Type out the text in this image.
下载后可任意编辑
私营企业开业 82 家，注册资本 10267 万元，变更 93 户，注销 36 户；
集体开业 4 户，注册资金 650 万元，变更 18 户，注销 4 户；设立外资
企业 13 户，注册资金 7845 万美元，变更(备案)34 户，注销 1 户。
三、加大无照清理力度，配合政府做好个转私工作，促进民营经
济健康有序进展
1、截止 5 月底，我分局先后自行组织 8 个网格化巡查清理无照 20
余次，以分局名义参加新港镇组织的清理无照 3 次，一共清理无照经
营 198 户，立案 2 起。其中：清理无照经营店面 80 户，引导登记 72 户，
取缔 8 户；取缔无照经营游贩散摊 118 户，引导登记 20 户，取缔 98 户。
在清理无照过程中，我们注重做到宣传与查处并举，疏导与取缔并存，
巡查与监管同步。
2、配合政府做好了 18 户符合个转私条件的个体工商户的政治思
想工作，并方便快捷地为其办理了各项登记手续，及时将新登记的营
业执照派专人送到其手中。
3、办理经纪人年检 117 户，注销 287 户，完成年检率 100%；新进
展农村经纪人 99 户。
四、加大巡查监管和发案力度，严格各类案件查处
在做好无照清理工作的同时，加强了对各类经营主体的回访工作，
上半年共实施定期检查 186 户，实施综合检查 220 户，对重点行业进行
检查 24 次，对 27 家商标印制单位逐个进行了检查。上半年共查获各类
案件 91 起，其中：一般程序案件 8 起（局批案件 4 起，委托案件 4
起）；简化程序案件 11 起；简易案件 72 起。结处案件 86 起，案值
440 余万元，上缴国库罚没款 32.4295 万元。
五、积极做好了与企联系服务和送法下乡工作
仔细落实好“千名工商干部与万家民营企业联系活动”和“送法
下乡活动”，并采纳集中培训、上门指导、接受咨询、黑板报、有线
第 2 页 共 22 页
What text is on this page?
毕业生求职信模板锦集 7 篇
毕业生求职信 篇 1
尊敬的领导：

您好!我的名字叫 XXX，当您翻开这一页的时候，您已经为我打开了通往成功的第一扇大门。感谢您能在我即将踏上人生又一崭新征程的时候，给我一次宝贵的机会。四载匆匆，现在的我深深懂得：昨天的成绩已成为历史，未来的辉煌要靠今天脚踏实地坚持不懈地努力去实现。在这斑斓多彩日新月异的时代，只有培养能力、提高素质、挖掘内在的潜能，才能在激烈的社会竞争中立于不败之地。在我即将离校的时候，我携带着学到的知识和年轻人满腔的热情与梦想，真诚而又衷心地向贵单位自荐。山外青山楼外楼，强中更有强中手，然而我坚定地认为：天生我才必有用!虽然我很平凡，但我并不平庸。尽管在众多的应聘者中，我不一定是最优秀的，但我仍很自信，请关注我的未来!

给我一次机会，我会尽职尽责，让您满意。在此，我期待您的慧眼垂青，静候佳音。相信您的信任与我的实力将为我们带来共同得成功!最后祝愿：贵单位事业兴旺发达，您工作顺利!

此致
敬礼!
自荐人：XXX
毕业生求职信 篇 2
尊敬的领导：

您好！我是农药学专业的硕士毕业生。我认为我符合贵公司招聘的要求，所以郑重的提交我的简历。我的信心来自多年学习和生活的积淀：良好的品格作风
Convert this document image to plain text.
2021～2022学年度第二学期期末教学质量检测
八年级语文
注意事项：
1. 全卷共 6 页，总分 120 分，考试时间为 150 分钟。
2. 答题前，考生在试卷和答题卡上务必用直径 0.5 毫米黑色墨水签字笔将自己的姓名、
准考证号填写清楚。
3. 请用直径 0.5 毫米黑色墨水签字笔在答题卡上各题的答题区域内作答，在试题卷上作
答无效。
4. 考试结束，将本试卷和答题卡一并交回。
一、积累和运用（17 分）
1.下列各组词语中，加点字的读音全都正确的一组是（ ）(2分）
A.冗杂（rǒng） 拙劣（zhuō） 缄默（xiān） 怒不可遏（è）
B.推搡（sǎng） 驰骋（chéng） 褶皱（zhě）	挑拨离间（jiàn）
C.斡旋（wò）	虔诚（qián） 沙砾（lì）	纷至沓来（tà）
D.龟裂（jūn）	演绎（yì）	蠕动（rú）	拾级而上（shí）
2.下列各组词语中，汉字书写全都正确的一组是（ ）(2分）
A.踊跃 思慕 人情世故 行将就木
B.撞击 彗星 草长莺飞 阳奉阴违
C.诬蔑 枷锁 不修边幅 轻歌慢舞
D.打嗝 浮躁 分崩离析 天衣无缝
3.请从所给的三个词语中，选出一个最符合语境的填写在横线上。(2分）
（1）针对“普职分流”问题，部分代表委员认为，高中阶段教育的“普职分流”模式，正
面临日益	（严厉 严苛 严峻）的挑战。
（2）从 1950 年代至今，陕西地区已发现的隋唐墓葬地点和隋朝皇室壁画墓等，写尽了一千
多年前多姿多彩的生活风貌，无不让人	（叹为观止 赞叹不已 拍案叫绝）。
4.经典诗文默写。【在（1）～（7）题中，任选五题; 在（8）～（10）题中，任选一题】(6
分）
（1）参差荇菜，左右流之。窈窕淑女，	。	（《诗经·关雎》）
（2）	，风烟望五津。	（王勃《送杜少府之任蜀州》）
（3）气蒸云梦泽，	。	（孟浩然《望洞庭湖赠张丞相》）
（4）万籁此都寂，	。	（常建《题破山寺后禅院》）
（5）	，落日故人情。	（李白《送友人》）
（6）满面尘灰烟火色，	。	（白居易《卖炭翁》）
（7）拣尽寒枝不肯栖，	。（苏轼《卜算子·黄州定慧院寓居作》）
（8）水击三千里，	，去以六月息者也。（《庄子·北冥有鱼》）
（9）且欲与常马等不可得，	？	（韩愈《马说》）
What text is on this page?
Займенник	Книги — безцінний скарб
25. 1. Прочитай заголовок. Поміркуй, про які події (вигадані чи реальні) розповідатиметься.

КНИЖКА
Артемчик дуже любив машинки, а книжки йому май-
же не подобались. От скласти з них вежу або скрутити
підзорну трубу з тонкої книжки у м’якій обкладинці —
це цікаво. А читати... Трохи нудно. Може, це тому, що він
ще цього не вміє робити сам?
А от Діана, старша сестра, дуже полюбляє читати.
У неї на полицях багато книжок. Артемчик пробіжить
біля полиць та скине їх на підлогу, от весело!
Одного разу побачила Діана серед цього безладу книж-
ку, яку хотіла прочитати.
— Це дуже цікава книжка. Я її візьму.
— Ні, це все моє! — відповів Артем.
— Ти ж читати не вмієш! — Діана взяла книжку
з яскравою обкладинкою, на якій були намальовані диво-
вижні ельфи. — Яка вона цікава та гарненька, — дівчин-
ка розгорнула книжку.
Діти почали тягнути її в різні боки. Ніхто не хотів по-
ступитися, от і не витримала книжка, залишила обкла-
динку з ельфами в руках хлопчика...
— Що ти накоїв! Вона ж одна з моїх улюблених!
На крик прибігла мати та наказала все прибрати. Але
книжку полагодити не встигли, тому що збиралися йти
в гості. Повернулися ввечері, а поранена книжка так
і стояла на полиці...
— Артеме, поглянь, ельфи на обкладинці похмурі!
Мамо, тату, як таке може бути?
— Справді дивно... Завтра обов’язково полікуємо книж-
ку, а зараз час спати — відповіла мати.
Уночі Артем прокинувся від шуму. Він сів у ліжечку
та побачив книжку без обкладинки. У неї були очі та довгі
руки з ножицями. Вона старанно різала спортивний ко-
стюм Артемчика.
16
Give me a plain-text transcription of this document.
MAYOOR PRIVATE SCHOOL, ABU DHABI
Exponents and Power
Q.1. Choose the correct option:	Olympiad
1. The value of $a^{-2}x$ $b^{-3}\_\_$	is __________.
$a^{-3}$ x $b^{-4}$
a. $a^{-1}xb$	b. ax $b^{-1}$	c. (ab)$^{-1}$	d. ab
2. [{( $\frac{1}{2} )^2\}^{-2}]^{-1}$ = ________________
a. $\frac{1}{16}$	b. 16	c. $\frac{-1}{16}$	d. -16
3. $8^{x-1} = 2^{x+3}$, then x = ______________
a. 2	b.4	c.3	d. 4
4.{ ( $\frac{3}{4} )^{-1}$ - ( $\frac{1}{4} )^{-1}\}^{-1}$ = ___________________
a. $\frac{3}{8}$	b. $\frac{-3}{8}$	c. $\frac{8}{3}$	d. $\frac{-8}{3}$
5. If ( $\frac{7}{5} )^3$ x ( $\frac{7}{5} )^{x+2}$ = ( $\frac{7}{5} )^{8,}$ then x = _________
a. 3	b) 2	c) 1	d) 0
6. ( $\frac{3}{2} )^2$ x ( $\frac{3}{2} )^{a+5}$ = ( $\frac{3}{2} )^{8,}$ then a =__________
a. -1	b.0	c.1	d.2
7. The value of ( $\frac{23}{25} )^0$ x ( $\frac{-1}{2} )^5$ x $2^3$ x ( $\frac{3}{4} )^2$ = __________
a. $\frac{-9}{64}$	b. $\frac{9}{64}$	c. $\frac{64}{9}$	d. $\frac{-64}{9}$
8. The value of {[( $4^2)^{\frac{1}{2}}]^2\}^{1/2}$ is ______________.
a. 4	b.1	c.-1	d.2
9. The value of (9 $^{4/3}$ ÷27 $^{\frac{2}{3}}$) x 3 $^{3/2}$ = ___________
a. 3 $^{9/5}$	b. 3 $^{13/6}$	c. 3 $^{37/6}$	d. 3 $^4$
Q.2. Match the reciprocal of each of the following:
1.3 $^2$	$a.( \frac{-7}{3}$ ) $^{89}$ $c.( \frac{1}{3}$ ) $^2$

DIRECTIONS
Collect every line above that contains the word "Діана".

THE RESPONSE
А от Діана, старша сестра, дуже полюбляє читати.
Одного разу побачила Діана серед цього безладу книж-
— Ти ж читати не вмієш! — Діана взяла книжку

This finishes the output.